Given exercise ->
What follows is a set of records, each of which is to be written out exactly.

[Rows from a figure dataset]
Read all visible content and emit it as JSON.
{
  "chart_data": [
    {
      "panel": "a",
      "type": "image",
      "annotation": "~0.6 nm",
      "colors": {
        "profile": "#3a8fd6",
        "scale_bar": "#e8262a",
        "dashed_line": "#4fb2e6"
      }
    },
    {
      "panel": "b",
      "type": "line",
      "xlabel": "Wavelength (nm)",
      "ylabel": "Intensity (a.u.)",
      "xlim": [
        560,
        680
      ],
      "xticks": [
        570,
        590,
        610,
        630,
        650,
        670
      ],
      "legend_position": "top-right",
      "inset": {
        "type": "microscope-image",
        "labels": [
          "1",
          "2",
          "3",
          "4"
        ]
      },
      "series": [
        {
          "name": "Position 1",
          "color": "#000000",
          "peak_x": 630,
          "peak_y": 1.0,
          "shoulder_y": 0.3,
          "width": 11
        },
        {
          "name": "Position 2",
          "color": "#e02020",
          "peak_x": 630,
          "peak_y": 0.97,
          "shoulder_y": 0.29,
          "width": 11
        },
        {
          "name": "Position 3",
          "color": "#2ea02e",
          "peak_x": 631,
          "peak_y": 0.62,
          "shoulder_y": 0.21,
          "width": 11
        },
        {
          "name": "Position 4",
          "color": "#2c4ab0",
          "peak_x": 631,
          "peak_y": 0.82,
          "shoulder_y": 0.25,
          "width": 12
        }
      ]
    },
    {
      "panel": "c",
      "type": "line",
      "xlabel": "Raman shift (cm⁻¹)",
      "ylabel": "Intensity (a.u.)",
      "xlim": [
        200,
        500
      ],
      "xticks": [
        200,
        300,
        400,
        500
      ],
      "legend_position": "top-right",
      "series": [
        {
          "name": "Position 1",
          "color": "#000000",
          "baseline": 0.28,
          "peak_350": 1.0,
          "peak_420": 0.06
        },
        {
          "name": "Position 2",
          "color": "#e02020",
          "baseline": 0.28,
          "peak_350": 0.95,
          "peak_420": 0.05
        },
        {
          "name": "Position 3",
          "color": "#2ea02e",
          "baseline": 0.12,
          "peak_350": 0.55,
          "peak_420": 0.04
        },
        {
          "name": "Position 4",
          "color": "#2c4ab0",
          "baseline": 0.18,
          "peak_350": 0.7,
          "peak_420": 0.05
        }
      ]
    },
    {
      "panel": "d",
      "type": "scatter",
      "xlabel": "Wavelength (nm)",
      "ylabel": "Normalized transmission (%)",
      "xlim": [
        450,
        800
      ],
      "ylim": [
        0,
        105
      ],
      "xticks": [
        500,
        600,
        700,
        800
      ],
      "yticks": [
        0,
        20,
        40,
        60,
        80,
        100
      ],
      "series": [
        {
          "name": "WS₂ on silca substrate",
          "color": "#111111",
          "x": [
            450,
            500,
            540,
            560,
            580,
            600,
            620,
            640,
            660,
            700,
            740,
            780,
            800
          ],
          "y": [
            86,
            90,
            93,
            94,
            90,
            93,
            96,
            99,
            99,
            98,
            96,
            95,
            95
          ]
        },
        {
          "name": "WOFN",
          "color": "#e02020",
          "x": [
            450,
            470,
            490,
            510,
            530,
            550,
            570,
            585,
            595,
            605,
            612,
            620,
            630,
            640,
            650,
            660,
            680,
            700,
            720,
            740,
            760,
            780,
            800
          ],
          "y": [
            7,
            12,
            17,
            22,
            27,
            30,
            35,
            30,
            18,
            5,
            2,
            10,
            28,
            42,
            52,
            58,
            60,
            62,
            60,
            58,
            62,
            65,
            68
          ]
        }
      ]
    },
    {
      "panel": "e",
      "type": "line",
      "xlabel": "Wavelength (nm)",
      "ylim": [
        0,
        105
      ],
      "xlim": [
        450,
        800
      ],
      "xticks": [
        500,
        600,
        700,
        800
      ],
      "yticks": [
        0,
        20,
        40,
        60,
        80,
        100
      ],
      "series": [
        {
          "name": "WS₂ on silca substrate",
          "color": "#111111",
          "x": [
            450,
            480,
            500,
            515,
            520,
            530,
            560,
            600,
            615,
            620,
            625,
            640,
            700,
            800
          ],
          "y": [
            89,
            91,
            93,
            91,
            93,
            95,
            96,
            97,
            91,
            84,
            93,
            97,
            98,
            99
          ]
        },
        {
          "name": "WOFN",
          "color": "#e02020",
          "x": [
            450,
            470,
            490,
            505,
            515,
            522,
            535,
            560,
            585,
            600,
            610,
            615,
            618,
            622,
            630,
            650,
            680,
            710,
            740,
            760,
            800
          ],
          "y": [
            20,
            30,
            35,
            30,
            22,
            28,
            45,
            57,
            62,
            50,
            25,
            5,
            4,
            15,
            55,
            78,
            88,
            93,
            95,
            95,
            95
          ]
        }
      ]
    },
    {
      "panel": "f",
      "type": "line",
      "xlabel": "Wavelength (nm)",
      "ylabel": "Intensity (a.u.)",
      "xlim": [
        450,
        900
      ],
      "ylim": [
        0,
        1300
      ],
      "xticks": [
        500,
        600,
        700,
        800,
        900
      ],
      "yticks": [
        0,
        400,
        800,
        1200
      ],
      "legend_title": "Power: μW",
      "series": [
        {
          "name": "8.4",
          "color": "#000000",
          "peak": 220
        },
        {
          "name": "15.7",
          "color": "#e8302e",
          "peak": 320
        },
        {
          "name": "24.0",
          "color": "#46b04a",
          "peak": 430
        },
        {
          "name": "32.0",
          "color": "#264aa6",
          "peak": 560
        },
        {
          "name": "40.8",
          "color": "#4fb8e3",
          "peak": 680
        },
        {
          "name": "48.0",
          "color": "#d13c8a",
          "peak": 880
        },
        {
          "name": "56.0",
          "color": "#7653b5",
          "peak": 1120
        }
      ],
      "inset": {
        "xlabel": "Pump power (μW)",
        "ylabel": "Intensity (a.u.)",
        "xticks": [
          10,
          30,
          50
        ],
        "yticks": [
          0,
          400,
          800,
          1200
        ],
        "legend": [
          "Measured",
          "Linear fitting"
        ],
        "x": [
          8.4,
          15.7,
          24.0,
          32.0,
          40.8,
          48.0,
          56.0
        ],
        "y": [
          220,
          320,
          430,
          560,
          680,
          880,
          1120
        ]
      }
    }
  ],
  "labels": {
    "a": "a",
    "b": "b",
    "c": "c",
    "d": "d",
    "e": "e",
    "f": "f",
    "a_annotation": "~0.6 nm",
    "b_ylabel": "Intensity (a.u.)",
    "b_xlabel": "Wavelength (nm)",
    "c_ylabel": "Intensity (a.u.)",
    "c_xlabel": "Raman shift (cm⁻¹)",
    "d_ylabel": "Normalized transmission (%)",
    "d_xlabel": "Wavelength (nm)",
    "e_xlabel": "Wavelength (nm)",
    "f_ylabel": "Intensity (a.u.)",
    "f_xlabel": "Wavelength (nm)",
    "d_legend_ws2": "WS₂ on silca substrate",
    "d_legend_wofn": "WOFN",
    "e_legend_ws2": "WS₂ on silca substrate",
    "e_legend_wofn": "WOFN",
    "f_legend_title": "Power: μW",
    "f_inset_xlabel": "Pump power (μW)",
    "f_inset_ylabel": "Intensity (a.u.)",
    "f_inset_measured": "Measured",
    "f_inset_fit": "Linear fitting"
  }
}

Task response ->
Read all visible content and emit it as JSON.
{
  "chart_data": [
    {
      "panel": "a",
      "type": "image",
      "annotation": "~0.6 nm",
      "colors": {
        "profile": "#3a8fd6",
        "scale_bar": "#e8262a",
        "dashed_line": "#4fb2e6"
      }
    },
    {
      "panel": "b",
      "type": "line",
      "xlabel": "Wavelength (nm)",
      "ylabel": "Intensity (a.u.)",
      "xlim": [
        560,
        680
      ],
      "xticks": [
        570,
        590,
        610,
        630,
        650,
        670
      ],
      "legend_position": "top-right",
      "inset": {
        "type": "microscope-image",
        "labels": [
          "1",
          "2",
          "3",
          "4"
        ]
      },
      "series": [
        {
          "name": "Position 1",
          "color": "#000000",
          "peak_x": 630,
          "peak_y": 1.0,
          "shoulder_y": 0.3,
          "width": 11
        },
        {
          "name": "Position 2",
          "color": "#e02020",
          "peak_x": 630,
          "peak_y": 0.97,
          "shoulder_y": 0.29,
          "width": 11
        },
        {
          "name": "Position 3",
          "color": "#2ea02e",
          "peak_x": 631,
          "peak_y": 0.62,
          "shoulder_y": 0.21,
          "width": 11
        },
        {
          "name": "Position 4",
          "color": "#2c4ab0",
          "peak_x": 631,
          "peak_y": 0.82,
          "shoulder_y": 0.25,
          "width": 12
        }
      ]
    },
    {
      "panel": "c",
      "type": "line",
      "xlabel": "Raman shift (cm⁻¹)",
      "ylabel": "Intensity (a.u.)",
      "xlim": [
        200,
        500
      ],
      "xticks": [
        200,
        300,
        400,
        500
      ],
      "legend_position": "top-right",
      "series": [
        {
          "name": "Position 1",
          "color": "#000000",
          "baseline": 0.28,
          "peak_350": 1.0,
          "peak_420": 0.06
        },
        {
          "name": "Position 2",
          "color": "#e02020",
          "baseline": 0.28,
          "peak_350": 0.95,
          "peak_420": 0.05
        },
        {
          "name": "Position 3",
          "color": "#2ea02e",
          "baseline": 0.12,
          "peak_350": 0.55,
          "peak_420": 0.04
        },
        {
          "name": "Position 4",
          "color": "#2c4ab0",
          "baseline": 0.18,
          "peak_350": 0.7,
          "peak_420": 0.05
        }
      ]
    },
    {
      "panel": "d",
      "type": "scatter",
      "xlabel": "Wavelength (nm)",
      "ylabel": "Normalized transmission (%)",
      "xlim": [
        450,
        800
      ],
      "ylim": [
        0,
        105
      ],
      "xticks": [
        500,
        600,
        700,
        800
      ],
      "yticks": [
        0,
        20,
        40,
        60,
        80,
        100
      ],
      "series": [
        {
          "name": "WS₂ on silca substrate",
          "color": "#111111",
          "x": [
            450,
            500,
            540,
            560,
            580,
            600,
            620,
            640,
            660,
            700,
            740,
            780,
            800
          ],
          "y": [
            86,
            90,
            93,
            94,
            90,
            93,
            96,
            99,
            99,
            98,
            96,
            95,
            95
          ]
        },
        {
          "name": "WOFN",
          "color": "#e02020",
          "x": [
            450,
            470,
            490,
            510,
            530,
            550,
            570,
            585,
            595,
            605,
            612,
            620,
            630,
            640,
            650,
            660,
            680,
            700,
            720,
            740,
            760,
            780,
            800
          ],
          "y": [
            7,
            12,
            17,
            22,
            27,
            30,
            35,
            30,
            18,
            5,
            2,
            10,
            28,
            42,
            52,
            58,
            60,
            62,
            60,
            58,
            62,
            65,
            68
          ]
        }
      ]
    },
    {
      "panel": "e",
      "type": "line",
      "xlabel": "Wavelength (nm)",
      "ylim": [
        0,
        105
      ],
      "xlim": [
        450,
        800
      ],
      "xticks": [
        500,
        600,
        700,
        800
      ],
      "yticks": [
        0,
        20,
        40,
        60,
        80,
        100
      ],
      "series": [
        {
          "name": "WS₂ on silca substrate",
          "color": "#111111",
          "x": [
            450,
            480,
            500,
            515,
            520,
            530,
            560,
            600,
            615,
            620,
            625,
            640,
            700,
            800
          ],
          "y": [
            89,
            91,
            93,
            91,
            93,
            95,
            96,
            97,
            91,
            84,
            93,
            97,
            98,
            99
          ]
        },
        {
          "name": "WOFN",
          "color": "#e02020",
          "x": [
            450,
            470,
            490,
            505,
            515,
            522,
            535,
            560,
            585,
            600,
            610,
            615,
            618,
            622,
            630,
            650,
            680,
            710,
            740,
            760,
            800
          ],
          "y": [
            20,
            30,
            35,
            30,
            22,
            28,
            45,
            57,
            62,
            50,
            25,
            5,
            4,
            15,
            55,
            78,
            88,
            93,
            95,
            95,
            95
          ]
        }
      ]
    },
    {
      "panel": "f",
      "type": "line",
      "xlabel": "Wavelength (nm)",
      "ylabel": "Intensity (a.u.)",
      "xlim": [
        450,
        900
      ],
      "ylim": [
        0,
        1300
      ],
      "xticks": [
        500,
        600,
        700,
        800,
        900
      ],
      "yticks": [
        0,
        400,
        800,
        1200
      ],
      "legend_title": "Power: μW",
      "series": [
        {
          "name": "8.4",
          "color": "#000000",
          "peak": 220
        },
        {
          "name": "15.7",
          "color": "#e8302e",
          "peak": 320
        },
        {
          "name": "24.0",
          "color": "#46b04a",
          "peak": 430
        },
        {
          "name": "32.0",
          "color": "#264aa6",
          "peak": 560
        },
        {
          "name": "40.8",
          "color": "#4fb8e3",
          "peak": 680
        },
        {
          "name": "48.0",
          "color": "#d13c8a",
          "peak": 880
        },
        {
          "name": "56.0",
          "color": "#7653b5",
          "peak": 1120
        }
      ],
      "inset": {
        "xlabel": "Pump power (μW)",
        "ylabel": "Intensity (a.u.)",
        "xticks": [
          10,
          30,
          50
        ],
        "yticks": [
          0,
          400,
          800,
          1200
        ],
        "legend": [
          "Measured",
          "Linear fitting"
        ],
        "x": [
          8.4,
          15.7,
          24.0,
          32.0,
          40.8,
          48.0,
          56.0
        ],
        "y": [
          220,
          320,
          430,
          560,
          680,
          880,
          1120
        ]
      }
    }
  ],
  "labels": {
    "a": "a",
    "b": "b",
    "c": "c",
    "d": "d",
    "e": "e",
    "f": "f",
    "a_annotation": "~0.6 nm",
    "b_ylabel": "Intensity (a.u.)",
    "b_xlabel": "Wavelength (nm)",
    "c_ylabel": "Intensity (a.u.)",
    "c_xlabel": "Raman shift (cm⁻¹)",
    "d_ylabel": "Normalized transmission (%)",
    "d_xlabel": "Wavelength (nm)",
    "e_xlabel": "Wavelength (nm)",
    "f_ylabel": "Intensity (a.u.)",
    "f_xlabel": "Wavelength (nm)",
    "d_legend_ws2": "WS₂ on silca substrate",
    "d_legend_wofn": "WOFN",
    "e_legend_ws2": "WS₂ on silca substrate",
    "e_legend_wofn": "WOFN",
    "f_legend_title": "Power: μW",
    "f_inset_xlabel": "Pump power (μW)",
    "f_inset_ylabel": "Intensity (a.u.)",
    "f_inset_measured": "Measured",
    "f_inset_fit": "Linear fitting"
  }
}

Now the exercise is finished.